Exercise details
Please output the lines shown below exactly as they appear.

[Stored entries]

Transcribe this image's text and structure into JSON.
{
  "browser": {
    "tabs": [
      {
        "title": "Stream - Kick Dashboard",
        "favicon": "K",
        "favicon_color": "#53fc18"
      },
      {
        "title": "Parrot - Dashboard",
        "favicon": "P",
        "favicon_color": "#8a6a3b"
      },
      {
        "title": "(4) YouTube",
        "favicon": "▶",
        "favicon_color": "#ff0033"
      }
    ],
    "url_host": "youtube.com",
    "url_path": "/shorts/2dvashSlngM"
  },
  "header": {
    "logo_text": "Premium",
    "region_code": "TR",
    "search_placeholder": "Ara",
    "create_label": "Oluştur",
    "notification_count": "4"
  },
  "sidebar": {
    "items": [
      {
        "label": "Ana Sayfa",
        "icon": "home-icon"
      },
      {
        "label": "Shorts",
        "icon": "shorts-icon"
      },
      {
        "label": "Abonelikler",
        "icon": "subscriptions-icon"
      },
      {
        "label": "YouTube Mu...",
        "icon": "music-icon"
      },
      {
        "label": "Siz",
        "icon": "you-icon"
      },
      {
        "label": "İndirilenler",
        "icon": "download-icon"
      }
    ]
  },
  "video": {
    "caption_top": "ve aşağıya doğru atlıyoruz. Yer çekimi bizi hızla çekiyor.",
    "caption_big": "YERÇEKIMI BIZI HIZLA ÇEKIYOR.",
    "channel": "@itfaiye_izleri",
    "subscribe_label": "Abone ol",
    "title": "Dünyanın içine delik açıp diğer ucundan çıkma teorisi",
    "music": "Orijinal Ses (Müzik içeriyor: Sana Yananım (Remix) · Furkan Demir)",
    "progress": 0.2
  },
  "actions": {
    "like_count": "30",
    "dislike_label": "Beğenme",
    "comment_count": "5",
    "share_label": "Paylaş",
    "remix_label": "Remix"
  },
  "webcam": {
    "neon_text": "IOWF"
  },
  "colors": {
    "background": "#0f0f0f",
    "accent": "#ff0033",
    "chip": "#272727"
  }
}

Solution for this exercise
Transcribe this image's text and structure into JSON.
{
  "browser": {
    "tabs": [
      {
        "title": "Stream - Kick Dashboard",
        "favicon": "K",
        "favicon_color": "#53fc18"
      },
      {
        "title": "Parrot - Dashboard",
        "favicon": "P",
        "favicon_color": "#8a6a3b"
      },
      {
        "title": "(4) YouTube",
        "favicon": "▶",
        "favicon_color": "#ff0033"
      }
    ],
    "url_host": "youtube.com",
    "url_path": "/shorts/2dvashSlngM"
  },
  "header": {
    "logo_text": "Premium",
    "region_code": "TR",
    "search_placeholder": "Ara",
    "create_label": "Oluştur",
    "notification_count": "4"
  },
  "sidebar": {
    "items": [
      {
        "label": "Ana Sayfa",
        "icon": "home-icon"
      },
      {
        "label": "Shorts",
        "icon": "shorts-icon"
      },
      {
        "label": "Abonelikler",
        "icon": "subscriptions-icon"
      },
      {
        "label": "YouTube Mu...",
        "icon": "music-icon"
      },
      {
        "label": "Siz",
        "icon": "you-icon"
      },
      {
        "label": "İndirilenler",
        "icon": "download-icon"
      }
    ]
  },
  "video": {
    "caption_top": "ve aşağıya doğru atlıyoruz. Yer çekimi bizi hızla çekiyor.",
    "caption_big": "YERÇEKIMI BIZI HIZLA ÇEKIYOR.",
    "channel": "@itfaiye_izleri",
    "subscribe_label": "Abone ol",
    "title": "Dünyanın içine delik açıp diğer ucundan çıkma teorisi",
    "music": "Orijinal Ses (Müzik içeriyor: Sana Yananım (Remix) · Furkan Demir)",
    "progress": 0.2
  },
  "actions": {
    "like_count": "30",
    "dislike_label": "Beğenme",
    "comment_count": "5",
    "share_label": "Paylaş",
    "remix_label": "Remix"
  },
  "webcam": {
    "neon_text": "IOWF"
  },
  "colors": {
    "background": "#0f0f0f",
    "accent": "#ff0033",
    "chip": "#272727"
  }
}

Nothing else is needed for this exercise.